_WORK TO COMPLETE:_ Don't copy the pictures; return every other part of the records exactly.

_RECORD LIST:_
-=-=-=-=-

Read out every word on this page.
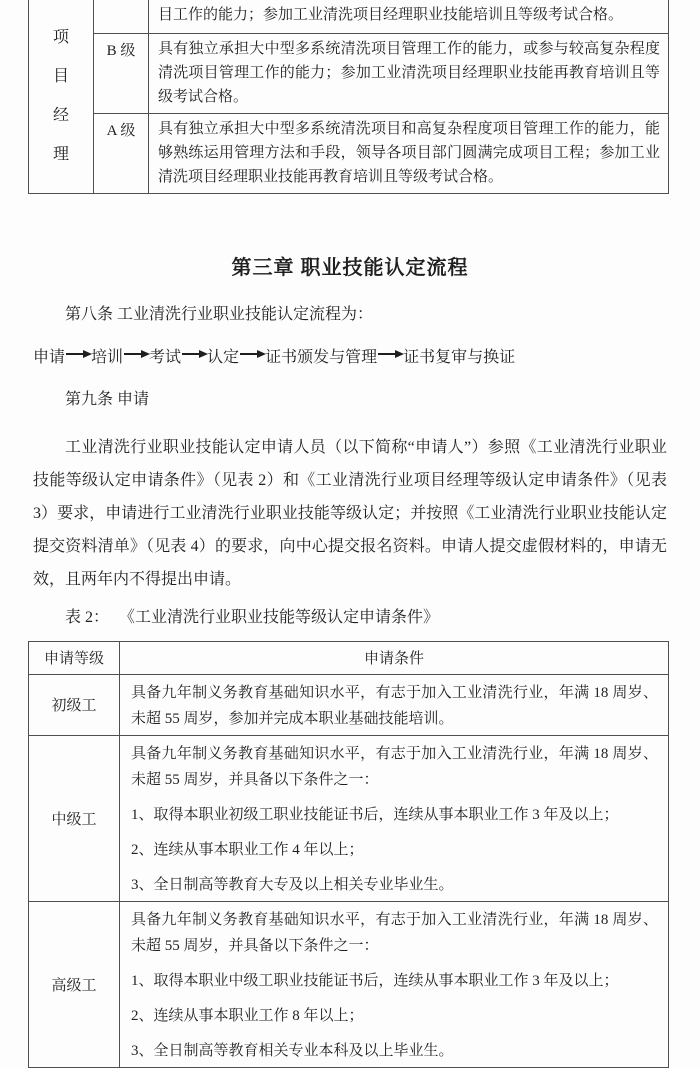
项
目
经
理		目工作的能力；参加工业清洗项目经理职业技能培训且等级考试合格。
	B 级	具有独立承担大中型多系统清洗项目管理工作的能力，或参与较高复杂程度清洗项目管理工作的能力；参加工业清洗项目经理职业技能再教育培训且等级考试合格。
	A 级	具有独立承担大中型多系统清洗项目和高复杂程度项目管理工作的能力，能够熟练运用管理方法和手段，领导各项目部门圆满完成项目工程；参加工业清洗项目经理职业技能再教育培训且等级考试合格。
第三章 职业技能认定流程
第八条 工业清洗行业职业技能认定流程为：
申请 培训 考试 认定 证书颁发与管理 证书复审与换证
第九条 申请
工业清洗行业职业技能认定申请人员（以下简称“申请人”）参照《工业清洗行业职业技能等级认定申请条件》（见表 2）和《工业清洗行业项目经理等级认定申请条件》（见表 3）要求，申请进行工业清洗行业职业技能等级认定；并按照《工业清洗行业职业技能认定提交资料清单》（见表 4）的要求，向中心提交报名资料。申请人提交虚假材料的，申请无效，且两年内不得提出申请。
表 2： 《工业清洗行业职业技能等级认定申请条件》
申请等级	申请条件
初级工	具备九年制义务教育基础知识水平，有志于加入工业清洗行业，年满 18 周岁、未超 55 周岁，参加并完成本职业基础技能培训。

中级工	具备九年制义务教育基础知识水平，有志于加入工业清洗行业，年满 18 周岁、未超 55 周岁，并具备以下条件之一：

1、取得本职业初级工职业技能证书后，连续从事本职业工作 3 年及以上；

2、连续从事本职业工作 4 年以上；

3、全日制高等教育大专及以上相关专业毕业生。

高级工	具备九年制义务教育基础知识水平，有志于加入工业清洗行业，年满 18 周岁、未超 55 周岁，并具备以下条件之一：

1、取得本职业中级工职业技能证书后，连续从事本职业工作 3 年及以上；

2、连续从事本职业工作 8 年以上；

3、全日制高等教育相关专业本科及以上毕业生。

-=-=-=-=-

_FULL RESPONSE:_
Read out every word on this page.
项
目
经
理		目工作的能力；参加工业清洗项目经理职业技能培训且等级考试合格。
	B 级	具有独立承担大中型多系统清洗项目管理工作的能力，或参与较高复杂程度清洗项目管理工作的能力；参加工业清洗项目经理职业技能再教育培训且等级考试合格。
	A 级	具有独立承担大中型多系统清洗项目和高复杂程度项目管理工作的能力，能够熟练运用管理方法和手段，领导各项目部门圆满完成项目工程；参加工业清洗项目经理职业技能再教育培训且等级考试合格。
第三章 职业技能认定流程
第八条 工业清洗行业职业技能认定流程为：
申请 培训 考试 认定 证书颁发与管理 证书复审与换证
第九条 申请
工业清洗行业职业技能认定申请人员（以下简称“申请人”）参照《工业清洗行业职业技能等级认定申请条件》（见表 2）和《工业清洗行业项目经理等级认定申请条件》（见表 3）要求，申请进行工业清洗行业职业技能等级认定；并按照《工业清洗行业职业技能认定提交资料清单》（见表 4）的要求，向中心提交报名资料。申请人提交虚假材料的，申请无效，且两年内不得提出申请。
表 2： 《工业清洗行业职业技能等级认定申请条件》
申请等级	申请条件
初级工	具备九年制义务教育基础知识水平，有志于加入工业清洗行业，年满 18 周岁、未超 55 周岁，参加并完成本职业基础技能培训。

中级工	具备九年制义务教育基础知识水平，有志于加入工业清洗行业，年满 18 周岁、未超 55 周岁，并具备以下条件之一：

1、取得本职业初级工职业技能证书后，连续从事本职业工作 3 年及以上；

2、连续从事本职业工作 4 年以上；

3、全日制高等教育大专及以上相关专业毕业生。

高级工	具备九年制义务教育基础知识水平，有志于加入工业清洗行业，年满 18 周岁、未超 55 周岁，并具备以下条件之一：

1、取得本职业中级工职业技能证书后，连续从事本职业工作 3 年及以上；

2、连续从事本职业工作 8 年以上；

3、全日制高等教育相关专业本科及以上毕业生。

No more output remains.